[Task]: Show each line below that contains the string "star", copying every such line in full.

[Element position data]:

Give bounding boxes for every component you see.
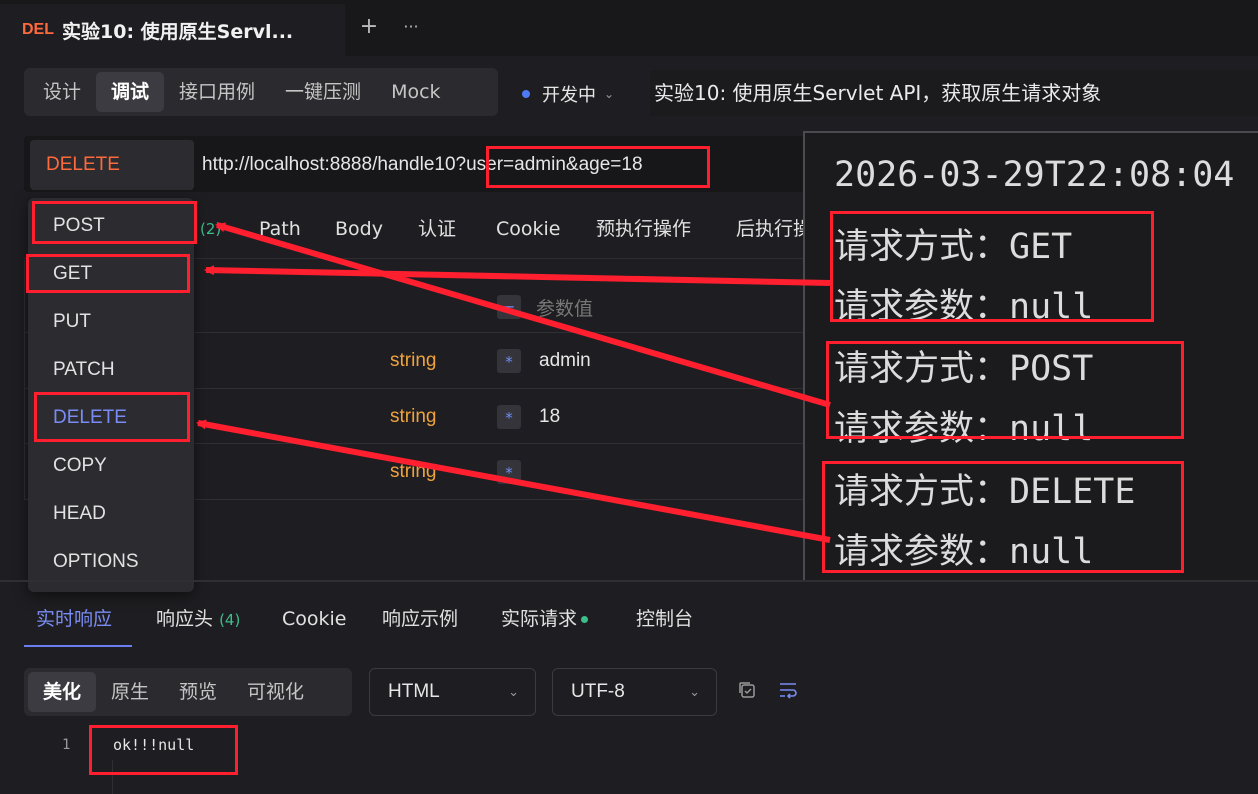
tab-auth[interactable]: 认证 xyxy=(418,214,456,244)
annotation-box-post xyxy=(32,201,197,244)
required-star-icon[interactable]: * xyxy=(497,349,521,373)
annotation-box-console-delete xyxy=(822,461,1184,573)
param-type[interactable]: string xyxy=(390,350,436,372)
tab-method-badge: DEL xyxy=(22,21,54,38)
line-number: 1 xyxy=(62,737,71,753)
tab-realtime-response[interactable]: 实时响应 xyxy=(36,604,112,634)
tab-title: 实验10: 使用原生Servl... xyxy=(62,20,294,43)
method-option-head[interactable]: HEAD xyxy=(53,503,106,525)
annotation-box-get xyxy=(26,254,190,293)
more-tabs-icon[interactable]: ··· xyxy=(400,14,422,40)
tab-current-request[interactable]: DEL 实验10: 使用原生Servl... xyxy=(0,4,345,56)
mode-load-test[interactable]: 一键压测 xyxy=(270,72,376,112)
status-select[interactable]: 开发中 ⌄ xyxy=(522,80,614,108)
api-name-input[interactable]: 实验10: 使用原生Servlet API，获取原生请求对象 xyxy=(650,70,1258,116)
tab-label: 响应头 xyxy=(156,608,214,630)
view-preview[interactable]: 预览 xyxy=(164,672,232,712)
required-star-icon[interactable]: * xyxy=(497,460,521,484)
new-tab-icon[interactable]: + xyxy=(358,14,380,40)
panel-divider[interactable] xyxy=(0,580,1258,582)
required-star-icon[interactable]: * xyxy=(497,405,521,429)
method-option-patch[interactable]: PATCH xyxy=(53,359,115,381)
method-select[interactable]: DELETE xyxy=(30,140,194,190)
status-dot-icon xyxy=(581,616,589,623)
method-option-options[interactable]: OPTIONS xyxy=(53,551,139,573)
format-select[interactable]: HTML ⌄ xyxy=(369,668,536,716)
equals-icon: = xyxy=(497,295,521,319)
view-mode-switcher: 美化 原生 预览 可视化 xyxy=(24,668,352,716)
status-dot-icon xyxy=(522,90,530,98)
view-pretty[interactable]: 美化 xyxy=(28,672,97,712)
mode-debug[interactable]: 调试 xyxy=(96,72,165,112)
tab-body[interactable]: Body xyxy=(335,214,383,244)
copy-icon[interactable] xyxy=(737,680,757,700)
status-label: 开发中 xyxy=(542,85,596,106)
tab-path[interactable]: Path xyxy=(259,214,301,244)
active-tab-underline xyxy=(24,645,132,647)
param-value[interactable]: 18 xyxy=(539,406,560,428)
wrap-lines-icon[interactable] xyxy=(778,680,798,700)
tab-post-actions[interactable]: 后执行操作 xyxy=(736,214,806,244)
encoding-value: UTF-8 xyxy=(571,681,625,702)
encoding-select[interactable]: UTF-8 ⌄ xyxy=(552,668,717,716)
annotation-box-console-post xyxy=(826,341,1184,439)
tab-actual-request[interactable]: 实际请求 xyxy=(501,604,589,634)
mode-switcher: 设计 调试 接口用例 一键压测 Mock xyxy=(24,68,498,116)
tab-response-cookie[interactable]: Cookie xyxy=(282,604,347,634)
chevron-down-icon: ⌄ xyxy=(604,87,615,101)
chevron-down-icon: ⌄ xyxy=(508,684,519,699)
view-visualize[interactable]: 可视化 xyxy=(232,672,319,712)
view-raw[interactable]: 原生 xyxy=(96,672,164,712)
tab-response-example[interactable]: 响应示例 xyxy=(382,604,458,634)
tab-cookie[interactable]: Cookie xyxy=(496,214,561,244)
method-option-put[interactable]: PUT xyxy=(53,311,91,333)
format-value: HTML xyxy=(388,681,440,702)
console-timestamp: 2026-03-29T22:08:04 xyxy=(834,155,1235,195)
tab-response-headers[interactable]: 响应头 (4) xyxy=(156,604,240,634)
mode-design[interactable]: 设计 xyxy=(28,72,96,112)
tab-console[interactable]: 控制台 xyxy=(636,604,693,634)
param-type[interactable]: string xyxy=(390,406,436,428)
tab-label: 实际请求 xyxy=(501,608,578,630)
chevron-down-icon: ⌄ xyxy=(689,684,700,699)
annotation-box-query xyxy=(486,146,710,188)
param-value[interactable]: admin xyxy=(539,350,591,372)
tab-pre-actions[interactable]: 预执行操作 xyxy=(596,214,691,244)
mode-cases[interactable]: 接口用例 xyxy=(164,72,270,112)
method-option-copy[interactable]: COPY xyxy=(53,455,107,477)
mode-mock[interactable]: Mock xyxy=(376,72,455,112)
param-type[interactable]: string xyxy=(390,461,436,483)
annotation-box-console-get xyxy=(830,211,1154,322)
value-header: 参数值 xyxy=(536,298,594,320)
annotation-box-delete xyxy=(34,392,190,442)
headers-count: (4) xyxy=(219,611,241,629)
params-count: (2) xyxy=(200,220,222,238)
annotation-box-response xyxy=(89,725,238,775)
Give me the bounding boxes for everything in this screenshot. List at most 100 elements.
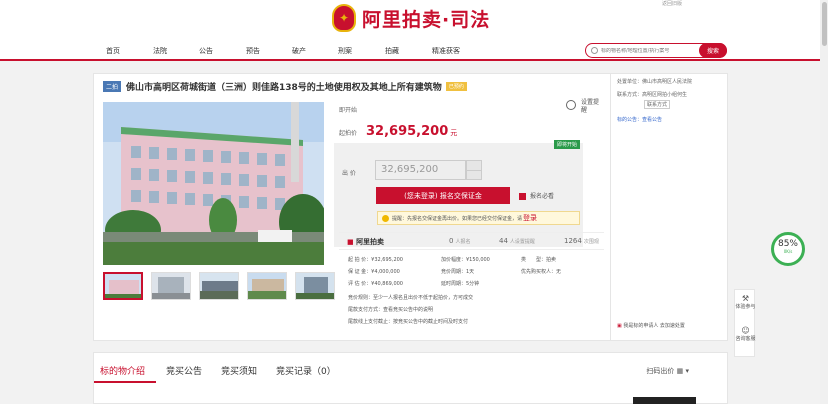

[Correct result]:
required-star-icon[interactable]: * xyxy=(497,349,521,373)
required-star-icon[interactable]: * xyxy=(497,460,521,484)
required-star-icon[interactable]: * xyxy=(497,405,521,429)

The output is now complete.